◆ DO THIS
Write the records out again, precisely as they stand.

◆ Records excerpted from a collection

>> Start

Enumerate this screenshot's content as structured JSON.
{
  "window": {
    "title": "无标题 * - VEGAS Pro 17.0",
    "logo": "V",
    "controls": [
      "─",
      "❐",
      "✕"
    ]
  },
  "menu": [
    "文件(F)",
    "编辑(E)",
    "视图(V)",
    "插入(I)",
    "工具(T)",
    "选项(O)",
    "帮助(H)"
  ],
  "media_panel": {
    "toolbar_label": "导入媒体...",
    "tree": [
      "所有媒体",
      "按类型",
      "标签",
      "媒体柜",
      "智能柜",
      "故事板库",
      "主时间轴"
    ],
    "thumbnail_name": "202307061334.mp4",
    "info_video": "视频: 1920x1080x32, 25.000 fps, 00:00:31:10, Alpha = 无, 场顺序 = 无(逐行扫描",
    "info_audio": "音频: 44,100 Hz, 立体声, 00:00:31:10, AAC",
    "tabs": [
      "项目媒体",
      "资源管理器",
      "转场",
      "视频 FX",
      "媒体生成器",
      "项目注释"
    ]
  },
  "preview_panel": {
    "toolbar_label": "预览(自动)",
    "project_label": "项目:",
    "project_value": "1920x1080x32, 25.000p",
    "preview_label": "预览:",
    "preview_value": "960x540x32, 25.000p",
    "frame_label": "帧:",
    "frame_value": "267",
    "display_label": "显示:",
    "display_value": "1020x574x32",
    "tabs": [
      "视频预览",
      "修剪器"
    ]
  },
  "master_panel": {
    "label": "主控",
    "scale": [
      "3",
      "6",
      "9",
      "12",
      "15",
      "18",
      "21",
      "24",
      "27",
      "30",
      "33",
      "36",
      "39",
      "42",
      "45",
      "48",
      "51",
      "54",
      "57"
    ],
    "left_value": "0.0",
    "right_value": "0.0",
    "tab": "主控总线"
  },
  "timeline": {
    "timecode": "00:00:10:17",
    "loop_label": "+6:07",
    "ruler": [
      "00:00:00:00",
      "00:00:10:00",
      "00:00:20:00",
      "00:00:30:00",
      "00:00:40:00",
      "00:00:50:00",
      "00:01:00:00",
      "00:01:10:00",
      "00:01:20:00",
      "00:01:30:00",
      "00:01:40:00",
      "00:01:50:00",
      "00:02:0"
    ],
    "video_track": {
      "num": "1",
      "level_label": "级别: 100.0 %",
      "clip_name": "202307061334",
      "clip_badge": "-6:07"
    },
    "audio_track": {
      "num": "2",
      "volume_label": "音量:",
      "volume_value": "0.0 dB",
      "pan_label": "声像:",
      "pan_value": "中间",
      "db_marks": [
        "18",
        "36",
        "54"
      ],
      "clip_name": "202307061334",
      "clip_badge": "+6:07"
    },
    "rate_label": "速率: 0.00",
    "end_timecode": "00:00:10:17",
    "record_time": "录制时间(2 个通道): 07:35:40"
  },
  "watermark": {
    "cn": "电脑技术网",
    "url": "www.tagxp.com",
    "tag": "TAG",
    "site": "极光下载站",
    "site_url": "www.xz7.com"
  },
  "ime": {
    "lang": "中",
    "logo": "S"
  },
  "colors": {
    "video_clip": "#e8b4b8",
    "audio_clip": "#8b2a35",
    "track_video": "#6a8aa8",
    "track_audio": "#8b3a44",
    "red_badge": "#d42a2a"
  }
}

>> End

◆ EXERCISE RESULT
Enumerate this screenshot's content as structured JSON.
{
  "window": {
    "title": "无标题 * - VEGAS Pro 17.0",
    "logo": "V",
    "controls": [
      "─",
      "❐",
      "✕"
    ]
  },
  "menu": [
    "文件(F)",
    "编辑(E)",
    "视图(V)",
    "插入(I)",
    "工具(T)",
    "选项(O)",
    "帮助(H)"
  ],
  "media_panel": {
    "toolbar_label": "导入媒体...",
    "tree": [
      "所有媒体",
      "按类型",
      "标签",
      "媒体柜",
      "智能柜",
      "故事板库",
      "主时间轴"
    ],
    "thumbnail_name": "202307061334.mp4",
    "info_video": "视频: 1920x1080x32, 25.000 fps, 00:00:31:10, Alpha = 无, 场顺序 = 无(逐行扫描",
    "info_audio": "音频: 44,100 Hz, 立体声, 00:00:31:10, AAC",
    "tabs": [
      "项目媒体",
      "资源管理器",
      "转场",
      "视频 FX",
      "媒体生成器",
      "项目注释"
    ]
  },
  "preview_panel": {
    "toolbar_label": "预览(自动)",
    "project_label": "项目:",
    "project_value": "1920x1080x32, 25.000p",
    "preview_label": "预览:",
    "preview_value": "960x540x32, 25.000p",
    "frame_label": "帧:",
    "frame_value": "267",
    "display_label": "显示:",
    "display_value": "1020x574x32",
    "tabs": [
      "视频预览",
      "修剪器"
    ]
  },
  "master_panel": {
    "label": "主控",
    "scale": [
      "3",
      "6",
      "9",
      "12",
      "15",
      "18",
      "21",
      "24",
      "27",
      "30",
      "33",
      "36",
      "39",
      "42",
      "45",
      "48",
      "51",
      "54",
      "57"
    ],
    "left_value": "0.0",
    "right_value": "0.0",
    "tab": "主控总线"
  },
  "timeline": {
    "timecode": "00:00:10:17",
    "loop_label": "+6:07",
    "ruler": [
      "00:00:00:00",
      "00:00:10:00",
      "00:00:20:00",
      "00:00:30:00",
      "00:00:40:00",
      "00:00:50:00",
      "00:01:00:00",
      "00:01:10:00",
      "00:01:20:00",
      "00:01:30:00",
      "00:01:40:00",
      "00:01:50:00",
      "00:02:0"
    ],
    "video_track": {
      "num": "1",
      "level_label": "级别: 100.0 %",
      "clip_name": "202307061334",
      "clip_badge": "-6:07"
    },
    "audio_track": {
      "num": "2",
      "volume_label": "音量:",
      "volume_value": "0.0 dB",
      "pan_label": "声像:",
      "pan_value": "中间",
      "db_marks": [
        "18",
        "36",
        "54"
      ],
      "clip_name": "202307061334",
      "clip_badge": "+6:07"
    },
    "rate_label": "速率: 0.00",
    "end_timecode": "00:00:10:17",
    "record_time": "录制时间(2 个通道): 07:35:40"
  },
  "watermark": {
    "cn": "电脑技术网",
    "url": "www.tagxp.com",
    "tag": "TAG",
    "site": "极光下载站",
    "site_url": "www.xz7.com"
  },
  "ime": {
    "lang": "中",
    "logo": "S"
  },
  "colors": {
    "video_clip": "#e8b4b8",
    "audio_clip": "#8b2a35",
    "track_video": "#6a8aa8",
    "track_audio": "#8b3a44",
    "red_badge": "#d42a2a"
  }
}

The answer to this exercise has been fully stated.